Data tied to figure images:
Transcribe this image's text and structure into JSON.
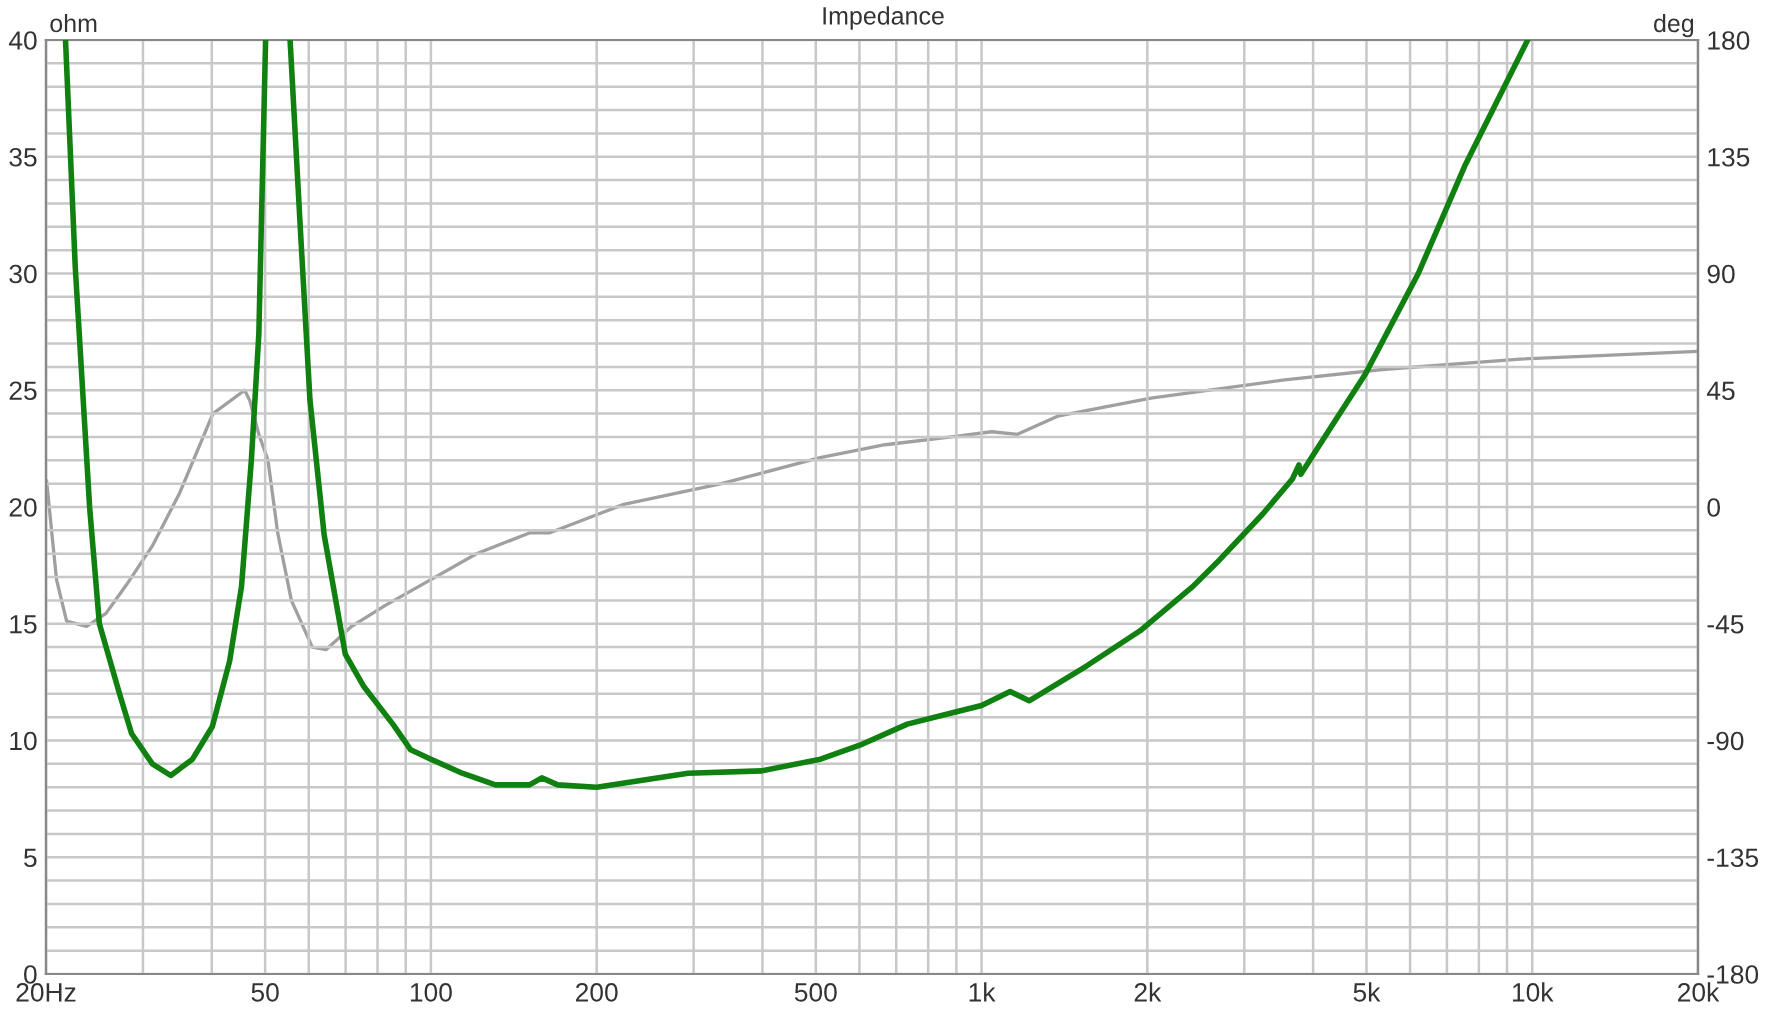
{
  "chart_data": {
    "type": "line",
    "title": "Impedance",
    "ylabel": "ohm",
    "y2label": "deg",
    "log": "x",
    "grid": true,
    "line_style": "solid",
    "marker": "none",
    "xlim": [
      20,
      20000
    ],
    "xticks": [
      {
        "value": 20,
        "label": "20Hz"
      },
      {
        "value": 30,
        "label": null
      },
      {
        "value": 40,
        "label": null
      },
      50,
      {
        "value": 60,
        "label": null
      },
      {
        "value": 70,
        "label": null
      },
      {
        "value": 80,
        "label": null
      },
      {
        "value": 90,
        "label": null
      },
      100,
      200,
      {
        "value": 300,
        "label": null
      },
      {
        "value": 400,
        "label": null
      },
      500,
      {
        "value": 600,
        "label": null
      },
      {
        "value": 700,
        "label": null
      },
      {
        "value": 800,
        "label": null
      },
      {
        "value": 900,
        "label": null
      },
      {
        "value": 1000,
        "label": "1k"
      },
      {
        "value": 2000,
        "label": "2k"
      },
      {
        "value": 3000,
        "label": null
      },
      {
        "value": 4000,
        "label": null
      },
      {
        "value": 5000,
        "label": "5k"
      },
      {
        "value": 6000,
        "label": null
      },
      {
        "value": 7000,
        "label": null
      },
      {
        "value": 8000,
        "label": null
      },
      {
        "value": 9000,
        "label": null
      },
      {
        "value": 10000,
        "label": "10k"
      },
      {
        "value": 20000,
        "label": "20k"
      }
    ],
    "ylim": [
      0,
      40
    ],
    "yticks": [
      0,
      {
        "value": 1,
        "label": null
      },
      {
        "value": 2,
        "label": null
      },
      {
        "value": 3,
        "label": null
      },
      {
        "value": 4,
        "label": null
      },
      5,
      {
        "value": 6,
        "label": null
      },
      {
        "value": 7,
        "label": null
      },
      {
        "value": 8,
        "label": null
      },
      {
        "value": 9,
        "label": null
      },
      10,
      {
        "value": 11,
        "label": null
      },
      {
        "value": 12,
        "label": null
      },
      {
        "value": 13,
        "label": null
      },
      {
        "value": 14,
        "label": null
      },
      15,
      {
        "value": 16,
        "label": null
      },
      {
        "value": 17,
        "label": null
      },
      {
        "value": 18,
        "label": null
      },
      {
        "value": 19,
        "label": null
      },
      20,
      {
        "value": 21,
        "label": null
      },
      {
        "value": 22,
        "label": null
      },
      {
        "value": 23,
        "label": null
      },
      {
        "value": 24,
        "label": null
      },
      25,
      {
        "value": 26,
        "label": null
      },
      {
        "value": 27,
        "label": null
      },
      {
        "value": 28,
        "label": null
      },
      {
        "value": 29,
        "label": null
      },
      30,
      {
        "value": 31,
        "label": null
      },
      {
        "value": 32,
        "label": null
      },
      {
        "value": 33,
        "label": null
      },
      {
        "value": 34,
        "label": null
      },
      35,
      {
        "value": 36,
        "label": null
      },
      {
        "value": 37,
        "label": null
      },
      {
        "value": 38,
        "label": null
      },
      {
        "value": 39,
        "label": null
      },
      40
    ],
    "y2lim": [
      -180,
      180
    ],
    "y2ticks": [
      -180,
      -135,
      -90,
      -45,
      0,
      45,
      90,
      135,
      180
    ],
    "series": [
      {
        "color": "#108010",
        "x": [
          21.7,
          22.6,
          24.0,
          25.0,
          27.2,
          28.6,
          31.2,
          33.7,
          36.9,
          40.1,
          43.1,
          45.3,
          47.2,
          48.7,
          50.1,
          52.8,
          55.5,
          58.0,
          60.3,
          64.0,
          69.9,
          75.6,
          85.3,
          91.9,
          100,
          114,
          131,
          151,
          159,
          170,
          200,
          293,
          399,
          510,
          601,
          733,
          889,
          1000,
          1127,
          1220,
          1553,
          1940,
          2420,
          2670,
          3240,
          3668,
          3770,
          3800,
          4333,
          4978,
          6210,
          7540,
          9810
        ],
        "values": [
          40,
          30.3,
          20,
          15,
          12,
          10.3,
          9,
          8.5,
          9.2,
          10.6,
          13.4,
          16.6,
          22,
          27.4,
          40,
          null,
          40,
          31.7,
          24.6,
          18.8,
          13.7,
          12.3,
          10.7,
          9.6,
          9.2,
          8.6,
          8.1,
          8.1,
          8.4,
          8.1,
          8.0,
          8.6,
          8.7,
          9.2,
          9.8,
          10.7,
          11.2,
          11.5,
          12.1,
          11.7,
          13.2,
          14.7,
          16.6,
          17.6,
          19.7,
          21.2,
          21.8,
          21.4,
          23.5,
          25.7,
          30,
          34.6,
          40
        ]
      },
      {
        "color": "#a0a0a0",
        "axis": "y2",
        "x": [
          20.05,
          20.9,
          21.8,
          23.7,
          25.7,
          28.0,
          31.2,
          34.9,
          40.2,
          45.9,
          46.9,
          48.7,
          50.6,
          52.7,
          55.8,
          60.9,
          64.5,
          71.8,
          82.5,
          100,
          121,
          151,
          164,
          200,
          224,
          337,
          509,
          668,
          882,
          1044,
          1162,
          1374,
          2030,
          3550,
          5350,
          9500,
          20000
        ],
        "values": [
          10,
          -28,
          -44,
          -46,
          -41,
          -30,
          -15,
          5,
          36,
          45,
          41,
          28,
          18,
          -10,
          -36,
          -54,
          -55,
          -46,
          -38,
          -28,
          -18,
          -10,
          -10,
          -3,
          1,
          9,
          19,
          24,
          27,
          29,
          28,
          35,
          42,
          49,
          53,
          57,
          60
        ]
      }
    ]
  }
}
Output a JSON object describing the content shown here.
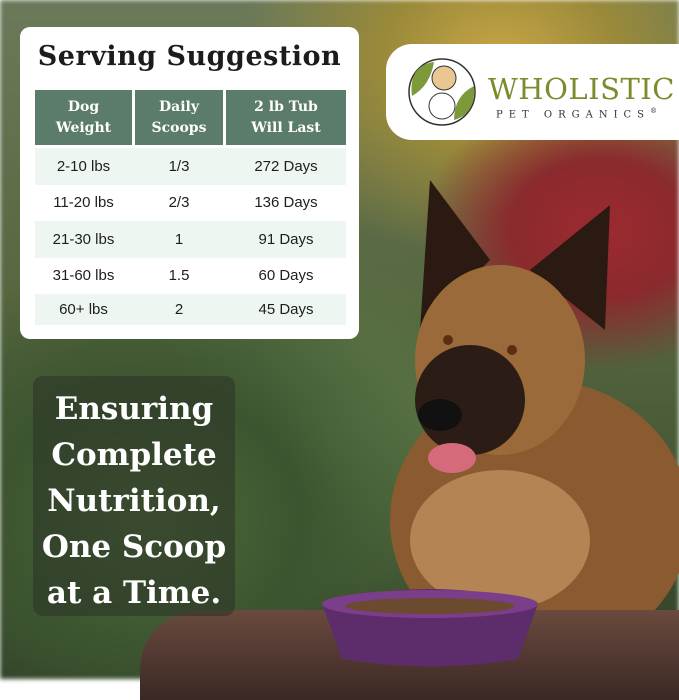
{
  "serving_card": {
    "title": "Serving Suggestion",
    "headers": [
      [
        "Dog",
        "Weight"
      ],
      [
        "Daily",
        "Scoops"
      ],
      [
        "2 lb Tub",
        "Will Last"
      ]
    ],
    "rows": [
      [
        "2-10 lbs",
        "1/3",
        "272 Days"
      ],
      [
        "11-20 lbs",
        "2/3",
        "136 Days"
      ],
      [
        "21-30 lbs",
        "1",
        "91 Days"
      ],
      [
        "31-60 lbs",
        "1.5",
        "60 Days"
      ],
      [
        "60+ lbs",
        "2",
        "45 Days"
      ]
    ],
    "header_color": "#5b7c6b",
    "stripe_color": "#eef6f1"
  },
  "logo": {
    "brand": "WHOLISTIC",
    "subtitle": "PET ORGANICS",
    "mark": "®",
    "color": "#7c8c2c"
  },
  "tagline": {
    "lines": [
      "Ensuring",
      "Complete",
      "Nutrition,",
      "One Scoop",
      "at a Time."
    ]
  },
  "photo": {
    "subject": "german-shepherd-with-purple-bowl"
  }
}
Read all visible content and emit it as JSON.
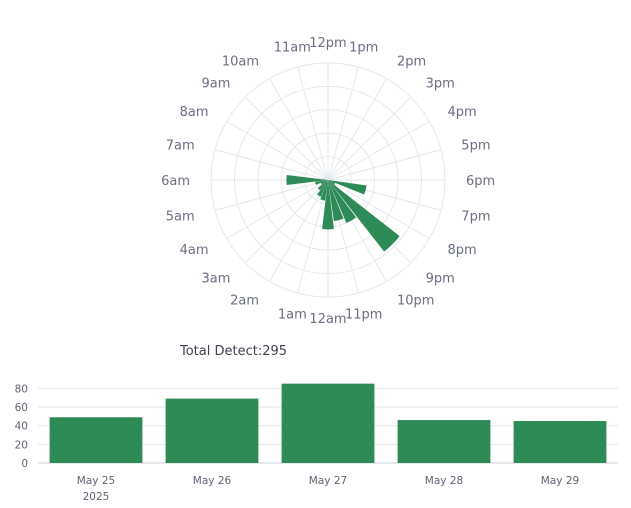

### Exercise description
Images should not appear in the copy; retype the listing above exactly.

### Right answer
Transcribe this image's text and structure into JSON.
{
  "chart_data": {
    "type": "line",
    "title": "Impedance",
    "ylabel": "ohm",
    "y2label": "deg",
    "log": "x",
    "grid": true,
    "line_style": "solid",
    "marker": "none",
    "xlim": [
      20,
      20000
    ],
    "xticks": [
      {
        "value": 20,
        "label": "20Hz"
      },
      {
        "value": 30,
        "label": null
      },
      {
        "value": 40,
        "label": null
      },
      50,
      {
        "value": 60,
        "label": null
      },
      {
        "value": 70,
        "label": null
      },
      {
        "value": 80,
        "label": null
      },
      {
        "value": 90,
        "label": null
      },
      100,
      200,
      {
        "value": 300,
        "label": null
      },
      {
        "value": 400,
        "label": null
      },
      500,
      {
        "value": 600,
        "label": null
      },
      {
        "value": 700,
        "label": null
      },
      {
        "value": 800,
        "label": null
      },
      {
        "value": 900,
        "label": null
      },
      {
        "value": 1000,
        "label": "1k"
      },
      {
        "value": 2000,
        "label": "2k"
      },
      {
        "value": 3000,
        "label": null
      },
      {
        "value": 4000,
        "label": null
      },
      {
        "value": 5000,
        "label": "5k"
      },
      {
        "value": 6000,
        "label": null
      },
      {
        "value": 7000,
        "label": null
      },
      {
        "value": 8000,
        "label": null
      },
      {
        "value": 9000,
        "label": null
      },
      {
        "value": 10000,
        "label": "10k"
      },
      {
        "value": 20000,
        "label": "20k"
      }
    ],
    "ylim": [
      0,
      40
    ],
    "yticks": [
      0,
      {
        "value": 1,
        "label": null
      },
      {
        "value": 2,
        "label": null
      },
      {
        "value": 3,
        "label": null
      },
      {
        "value": 4,
        "label": null
      },
      5,
      {
        "value": 6,
        "label": null
      },
      {
        "value": 7,
        "label": null
      },
      {
        "value": 8,
        "label": null
      },
      {
        "value": 9,
        "label": null
      },
      10,
      {
        "value": 11,
        "label": null
      },
      {
        "value": 12,
        "label": null
      },
      {
        "value": 13,
        "label": null
      },
      {
        "value": 14,
        "label": null
      },
      15,
      {
        "value": 16,
        "label": null
      },
      {
        "value": 17,
        "label": null
      },
      {
        "value": 18,
        "label": null
      },
      {
        "value": 19,
        "label": null
      },
      20,
      {
        "value": 21,
        "label": null
      },
      {
        "value": 22,
        "label": null
      },
      {
        "value": 23,
        "label": null
      },
      {
        "value": 24,
        "label": null
      },
      25,
      {
        "value": 26,
        "label": null
      },
      {
        "value": 27,
        "label": null
      },
      {
        "value": 28,
        "label": null
      },
      {
        "value": 29,
        "label": null
      },
      30,
      {
        "value": 31,
        "label": null
      },
      {
        "value": 32,
        "label": null
      },
      {
        "value": 33,
        "label": null
      },
      {
        "value": 34,
        "label": null
      },
      35,
      {
        "value": 36,
        "label": null
      },
      {
        "value": 37,
        "label": null
      },
      {
        "value": 38,
        "label": null
      },
      {
        "value": 39,
        "label": null
      },
      40
    ],
    "y2lim": [
      -180,
      180
    ],
    "y2ticks": [
      -180,
      -135,
      -90,
      -45,
      0,
      45,
      90,
      135,
      180
    ],
    "series": [
      {
        "color": "#108010",
        "x": [
          21.7,
          22.6,
          24.0,
          25.0,
          27.2,
          28.6,
          31.2,
          33.7,
          36.9,
          40.1,
          43.1,
          45.3,
          47.2,
          48.7,
          50.1,
          52.8,
          55.5,
          58.0,
          60.3,
          64.0,
          69.9,
          75.6,
          85.3,
          91.9,
          100,
          114,
          131,
          151,
          159,
          170,
          200,
          293,
          399,
          510,
          601,
          733,
          889,
          1000,
          1127,
          1220,
          1553,
          1940,
          2420,
          2670,
          3240,
          3668,
          3770,
          3800,
          4333,
          4978,
          6210,
          7540,
          9810
        ],
        "values": [
          40,
          30.3,
          20,
          15,
          12,
          10.3,
          9,
          8.5,
          9.2,
          10.6,
          13.4,
          16.6,
          22,
          27.4,
          40,
          null,
          40,
          31.7,
          24.6,
          18.8,
          13.7,
          12.3,
          10.7,
          9.6,
          9.2,
          8.6,
          8.1,
          8.1,
          8.4,
          8.1,
          8.0,
          8.6,
          8.7,
          9.2,
          9.8,
          10.7,
          11.2,
          11.5,
          12.1,
          11.7,
          13.2,
          14.7,
          16.6,
          17.6,
          19.7,
          21.2,
          21.8,
          21.4,
          23.5,
          25.7,
          30,
          34.6,
          40
        ]
      },
      {
        "color": "#a0a0a0",
        "axis": "y2",
        "x": [
          20.05,
          20.9,
          21.8,
          23.7,
          25.7,
          28.0,
          31.2,
          34.9,
          40.2,
          45.9,
          46.9,
          48.7,
          50.6,
          52.7,
          55.8,
          60.9,
          64.5,
          71.8,
          82.5,
          100,
          121,
          151,
          164,
          200,
          224,
          337,
          509,
          668,
          882,
          1044,
          1162,
          1374,
          2030,
          3550,
          5350,
          9500,
          20000
        ],
        "values": [
          10,
          -28,
          -44,
          -46,
          -41,
          -30,
          -15,
          5,
          36,
          45,
          41,
          28,
          18,
          -10,
          -36,
          -54,
          -55,
          -46,
          -38,
          -28,
          -18,
          -10,
          -10,
          -3,
          1,
          9,
          19,
          24,
          27,
          29,
          28,
          35,
          42,
          49,
          53,
          57,
          60
        ]
      }
    ]
  }
}
Output a JSON object describing the content shown here.
{
  "serving_card": {
    "title": "Serving Suggestion",
    "headers": [
      [
        "Dog",
        "Weight"
      ],
      [
        "Daily",
        "Scoops"
      ],
      [
        "2 lb Tub",
        "Will Last"
      ]
    ],
    "rows": [
      [
        "2-10 lbs",
        "1/3",
        "272 Days"
      ],
      [
        "11-20 lbs",
        "2/3",
        "136 Days"
      ],
      [
        "21-30 lbs",
        "1",
        "91 Days"
      ],
      [
        "31-60 lbs",
        "1.5",
        "60 Days"
      ],
      [
        "60+ lbs",
        "2",
        "45 Days"
      ]
    ],
    "header_color": "#5b7c6b",
    "stripe_color": "#eef6f1"
  },
  "logo": {
    "brand": "WHOLISTIC",
    "subtitle": "PET ORGANICS",
    "mark": "®",
    "color": "#7c8c2c"
  },
  "tagline": {
    "lines": [
      "Ensuring",
      "Complete",
      "Nutrition,",
      "One Scoop",
      "at a Time."
    ]
  },
  "photo": {
    "subject": "german-shepherd-with-purple-bowl"
  }
}
Read all visible content and emit it as JSON.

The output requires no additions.